INSTRUCTIONS FOR THE TASK: Please restate the following records word for word.

>> BEGIN INPUT ROWS

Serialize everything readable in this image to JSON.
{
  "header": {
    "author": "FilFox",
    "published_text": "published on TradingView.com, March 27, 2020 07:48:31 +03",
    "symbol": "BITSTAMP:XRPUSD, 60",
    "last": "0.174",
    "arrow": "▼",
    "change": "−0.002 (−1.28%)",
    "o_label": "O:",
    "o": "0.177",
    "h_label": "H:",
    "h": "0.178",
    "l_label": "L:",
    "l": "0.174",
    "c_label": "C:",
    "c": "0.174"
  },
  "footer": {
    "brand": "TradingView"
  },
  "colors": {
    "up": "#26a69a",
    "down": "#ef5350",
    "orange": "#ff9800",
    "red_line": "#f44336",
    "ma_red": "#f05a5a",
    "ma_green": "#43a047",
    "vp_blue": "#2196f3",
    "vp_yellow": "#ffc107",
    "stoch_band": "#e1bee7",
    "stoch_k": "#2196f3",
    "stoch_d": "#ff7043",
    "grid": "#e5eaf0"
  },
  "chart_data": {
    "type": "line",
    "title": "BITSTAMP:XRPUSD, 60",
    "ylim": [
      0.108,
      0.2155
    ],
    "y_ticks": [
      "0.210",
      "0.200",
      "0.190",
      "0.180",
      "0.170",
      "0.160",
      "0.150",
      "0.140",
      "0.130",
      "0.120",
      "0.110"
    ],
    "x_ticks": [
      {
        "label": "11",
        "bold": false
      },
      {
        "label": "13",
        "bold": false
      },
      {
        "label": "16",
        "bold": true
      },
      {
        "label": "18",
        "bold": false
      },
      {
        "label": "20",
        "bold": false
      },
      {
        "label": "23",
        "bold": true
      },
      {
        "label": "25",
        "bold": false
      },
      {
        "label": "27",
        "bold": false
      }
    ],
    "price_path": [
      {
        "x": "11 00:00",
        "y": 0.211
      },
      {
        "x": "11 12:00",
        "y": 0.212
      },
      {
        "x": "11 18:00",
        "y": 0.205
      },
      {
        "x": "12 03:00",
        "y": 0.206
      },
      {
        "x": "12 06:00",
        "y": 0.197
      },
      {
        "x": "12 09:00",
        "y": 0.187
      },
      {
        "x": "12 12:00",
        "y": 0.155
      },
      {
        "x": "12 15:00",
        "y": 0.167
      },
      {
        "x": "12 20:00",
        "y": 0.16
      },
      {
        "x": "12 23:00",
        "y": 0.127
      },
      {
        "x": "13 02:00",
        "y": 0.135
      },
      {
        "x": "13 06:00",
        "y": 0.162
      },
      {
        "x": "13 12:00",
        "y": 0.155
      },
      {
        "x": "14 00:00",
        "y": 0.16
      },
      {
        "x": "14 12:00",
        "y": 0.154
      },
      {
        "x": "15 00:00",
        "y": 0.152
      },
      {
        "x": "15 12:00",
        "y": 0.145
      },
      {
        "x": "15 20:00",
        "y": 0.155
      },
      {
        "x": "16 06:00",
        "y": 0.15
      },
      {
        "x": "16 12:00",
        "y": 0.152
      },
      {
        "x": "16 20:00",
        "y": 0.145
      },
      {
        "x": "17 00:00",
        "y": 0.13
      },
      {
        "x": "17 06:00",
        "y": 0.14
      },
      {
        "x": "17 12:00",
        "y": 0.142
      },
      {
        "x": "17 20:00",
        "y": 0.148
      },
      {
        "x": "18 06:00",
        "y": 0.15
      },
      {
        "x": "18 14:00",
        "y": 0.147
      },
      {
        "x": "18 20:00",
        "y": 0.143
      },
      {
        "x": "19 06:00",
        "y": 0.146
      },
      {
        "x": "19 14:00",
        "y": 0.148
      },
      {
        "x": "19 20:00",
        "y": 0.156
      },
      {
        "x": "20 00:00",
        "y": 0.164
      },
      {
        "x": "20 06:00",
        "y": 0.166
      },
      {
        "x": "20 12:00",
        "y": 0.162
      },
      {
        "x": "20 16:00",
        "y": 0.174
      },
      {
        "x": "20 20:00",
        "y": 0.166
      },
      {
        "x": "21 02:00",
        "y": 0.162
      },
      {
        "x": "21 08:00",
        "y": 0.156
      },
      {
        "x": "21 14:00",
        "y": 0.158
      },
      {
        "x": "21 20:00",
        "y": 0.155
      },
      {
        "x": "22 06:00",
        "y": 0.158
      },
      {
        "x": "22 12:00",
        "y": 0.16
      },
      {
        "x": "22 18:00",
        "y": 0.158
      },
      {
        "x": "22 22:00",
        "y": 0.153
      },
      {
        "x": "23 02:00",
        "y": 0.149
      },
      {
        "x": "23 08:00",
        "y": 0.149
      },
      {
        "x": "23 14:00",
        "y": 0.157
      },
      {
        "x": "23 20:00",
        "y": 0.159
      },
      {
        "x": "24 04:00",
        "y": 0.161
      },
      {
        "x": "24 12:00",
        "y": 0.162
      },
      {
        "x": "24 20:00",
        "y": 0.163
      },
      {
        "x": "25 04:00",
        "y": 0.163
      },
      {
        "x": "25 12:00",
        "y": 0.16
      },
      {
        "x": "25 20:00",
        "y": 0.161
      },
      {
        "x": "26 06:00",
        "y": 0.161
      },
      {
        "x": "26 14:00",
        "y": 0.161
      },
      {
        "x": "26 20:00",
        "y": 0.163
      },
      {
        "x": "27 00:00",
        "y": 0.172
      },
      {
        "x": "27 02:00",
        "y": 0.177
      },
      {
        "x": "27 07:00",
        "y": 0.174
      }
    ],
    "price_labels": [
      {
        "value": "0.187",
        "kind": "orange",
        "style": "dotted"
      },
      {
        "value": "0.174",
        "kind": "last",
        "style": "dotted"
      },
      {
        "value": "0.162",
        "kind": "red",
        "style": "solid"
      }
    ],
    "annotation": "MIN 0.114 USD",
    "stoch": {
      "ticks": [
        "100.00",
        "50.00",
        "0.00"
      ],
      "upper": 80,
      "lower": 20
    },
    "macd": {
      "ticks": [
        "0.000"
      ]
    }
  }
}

>> END INPUT ROWS

CORRECT RESULT:
Serialize everything readable in this image to JSON.
{
  "header": {
    "author": "FilFox",
    "published_text": "published on TradingView.com, March 27, 2020 07:48:31 +03",
    "symbol": "BITSTAMP:XRPUSD, 60",
    "last": "0.174",
    "arrow": "▼",
    "change": "−0.002 (−1.28%)",
    "o_label": "O:",
    "o": "0.177",
    "h_label": "H:",
    "h": "0.178",
    "l_label": "L:",
    "l": "0.174",
    "c_label": "C:",
    "c": "0.174"
  },
  "footer": {
    "brand": "TradingView"
  },
  "colors": {
    "up": "#26a69a",
    "down": "#ef5350",
    "orange": "#ff9800",
    "red_line": "#f44336",
    "ma_red": "#f05a5a",
    "ma_green": "#43a047",
    "vp_blue": "#2196f3",
    "vp_yellow": "#ffc107",
    "stoch_band": "#e1bee7",
    "stoch_k": "#2196f3",
    "stoch_d": "#ff7043",
    "grid": "#e5eaf0"
  },
  "chart_data": {
    "type": "line",
    "title": "BITSTAMP:XRPUSD, 60",
    "ylim": [
      0.108,
      0.2155
    ],
    "y_ticks": [
      "0.210",
      "0.200",
      "0.190",
      "0.180",
      "0.170",
      "0.160",
      "0.150",
      "0.140",
      "0.130",
      "0.120",
      "0.110"
    ],
    "x_ticks": [
      {
        "label": "11",
        "bold": false
      },
      {
        "label": "13",
        "bold": false
      },
      {
        "label": "16",
        "bold": true
      },
      {
        "label": "18",
        "bold": false
      },
      {
        "label": "20",
        "bold": false
      },
      {
        "label": "23",
        "bold": true
      },
      {
        "label": "25",
        "bold": false
      },
      {
        "label": "27",
        "bold": false
      }
    ],
    "price_path": [
      {
        "x": "11 00:00",
        "y": 0.211
      },
      {
        "x": "11 12:00",
        "y": 0.212
      },
      {
        "x": "11 18:00",
        "y": 0.205
      },
      {
        "x": "12 03:00",
        "y": 0.206
      },
      {
        "x": "12 06:00",
        "y": 0.197
      },
      {
        "x": "12 09:00",
        "y": 0.187
      },
      {
        "x": "12 12:00",
        "y": 0.155
      },
      {
        "x": "12 15:00",
        "y": 0.167
      },
      {
        "x": "12 20:00",
        "y": 0.16
      },
      {
        "x": "12 23:00",
        "y": 0.127
      },
      {
        "x": "13 02:00",
        "y": 0.135
      },
      {
        "x": "13 06:00",
        "y": 0.162
      },
      {
        "x": "13 12:00",
        "y": 0.155
      },
      {
        "x": "14 00:00",
        "y": 0.16
      },
      {
        "x": "14 12:00",
        "y": 0.154
      },
      {
        "x": "15 00:00",
        "y": 0.152
      },
      {
        "x": "15 12:00",
        "y": 0.145
      },
      {
        "x": "15 20:00",
        "y": 0.155
      },
      {
        "x": "16 06:00",
        "y": 0.15
      },
      {
        "x": "16 12:00",
        "y": 0.152
      },
      {
        "x": "16 20:00",
        "y": 0.145
      },
      {
        "x": "17 00:00",
        "y": 0.13
      },
      {
        "x": "17 06:00",
        "y": 0.14
      },
      {
        "x": "17 12:00",
        "y": 0.142
      },
      {
        "x": "17 20:00",
        "y": 0.148
      },
      {
        "x": "18 06:00",
        "y": 0.15
      },
      {
        "x": "18 14:00",
        "y": 0.147
      },
      {
        "x": "18 20:00",
        "y": 0.143
      },
      {
        "x": "19 06:00",
        "y": 0.146
      },
      {
        "x": "19 14:00",
        "y": 0.148
      },
      {
        "x": "19 20:00",
        "y": 0.156
      },
      {
        "x": "20 00:00",
        "y": 0.164
      },
      {
        "x": "20 06:00",
        "y": 0.166
      },
      {
        "x": "20 12:00",
        "y": 0.162
      },
      {
        "x": "20 16:00",
        "y": 0.174
      },
      {
        "x": "20 20:00",
        "y": 0.166
      },
      {
        "x": "21 02:00",
        "y": 0.162
      },
      {
        "x": "21 08:00",
        "y": 0.156
      },
      {
        "x": "21 14:00",
        "y": 0.158
      },
      {
        "x": "21 20:00",
        "y": 0.155
      },
      {
        "x": "22 06:00",
        "y": 0.158
      },
      {
        "x": "22 12:00",
        "y": 0.16
      },
      {
        "x": "22 18:00",
        "y": 0.158
      },
      {
        "x": "22 22:00",
        "y": 0.153
      },
      {
        "x": "23 02:00",
        "y": 0.149
      },
      {
        "x": "23 08:00",
        "y": 0.149
      },
      {
        "x": "23 14:00",
        "y": 0.157
      },
      {
        "x": "23 20:00",
        "y": 0.159
      },
      {
        "x": "24 04:00",
        "y": 0.161
      },
      {
        "x": "24 12:00",
        "y": 0.162
      },
      {
        "x": "24 20:00",
        "y": 0.163
      },
      {
        "x": "25 04:00",
        "y": 0.163
      },
      {
        "x": "25 12:00",
        "y": 0.16
      },
      {
        "x": "25 20:00",
        "y": 0.161
      },
      {
        "x": "26 06:00",
        "y": 0.161
      },
      {
        "x": "26 14:00",
        "y": 0.161
      },
      {
        "x": "26 20:00",
        "y": 0.163
      },
      {
        "x": "27 00:00",
        "y": 0.172
      },
      {
        "x": "27 02:00",
        "y": 0.177
      },
      {
        "x": "27 07:00",
        "y": 0.174
      }
    ],
    "price_labels": [
      {
        "value": "0.187",
        "kind": "orange",
        "style": "dotted"
      },
      {
        "value": "0.174",
        "kind": "last",
        "style": "dotted"
      },
      {
        "value": "0.162",
        "kind": "red",
        "style": "solid"
      }
    ],
    "annotation": "MIN 0.114 USD",
    "stoch": {
      "ticks": [
        "100.00",
        "50.00",
        "0.00"
      ],
      "upper": 80,
      "lower": 20
    },
    "macd": {
      "ticks": [
        "0.000"
      ]
    }
  }
}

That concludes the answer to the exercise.